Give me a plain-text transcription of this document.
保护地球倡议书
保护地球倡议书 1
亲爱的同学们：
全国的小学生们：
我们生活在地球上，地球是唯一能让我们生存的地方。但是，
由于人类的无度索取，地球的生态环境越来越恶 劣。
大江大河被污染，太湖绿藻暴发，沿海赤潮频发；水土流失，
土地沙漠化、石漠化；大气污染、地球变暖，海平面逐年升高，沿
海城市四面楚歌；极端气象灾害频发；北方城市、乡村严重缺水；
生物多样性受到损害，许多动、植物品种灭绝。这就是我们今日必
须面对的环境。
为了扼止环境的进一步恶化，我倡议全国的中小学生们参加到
-----
REQUIREMENTS – Produce an exact copy of every entry above.

OUTPUT BELOW –
Give me a plain-text transcription of this document.
保护地球倡议书
保护地球倡议书 1
亲爱的同学们：
全国的小学生们：
我们生活在地球上，地球是唯一能让我们生存的地方。但是，
由于人类的无度索取，地球的生态环境越来越恶 劣。
大江大河被污染，太湖绿藻暴发，沿海赤潮频发；水土流失，
土地沙漠化、石漠化；大气污染、地球变暖，海平面逐年升高，沿
海城市四面楚歌；极端气象灾害频发；北方城市、乡村严重缺水；
生物多样性受到损害，许多动、植物品种灭绝。这就是我们今日必
须面对的环境。
为了扼止环境的进一步恶化，我倡议全国的中小学生们参加到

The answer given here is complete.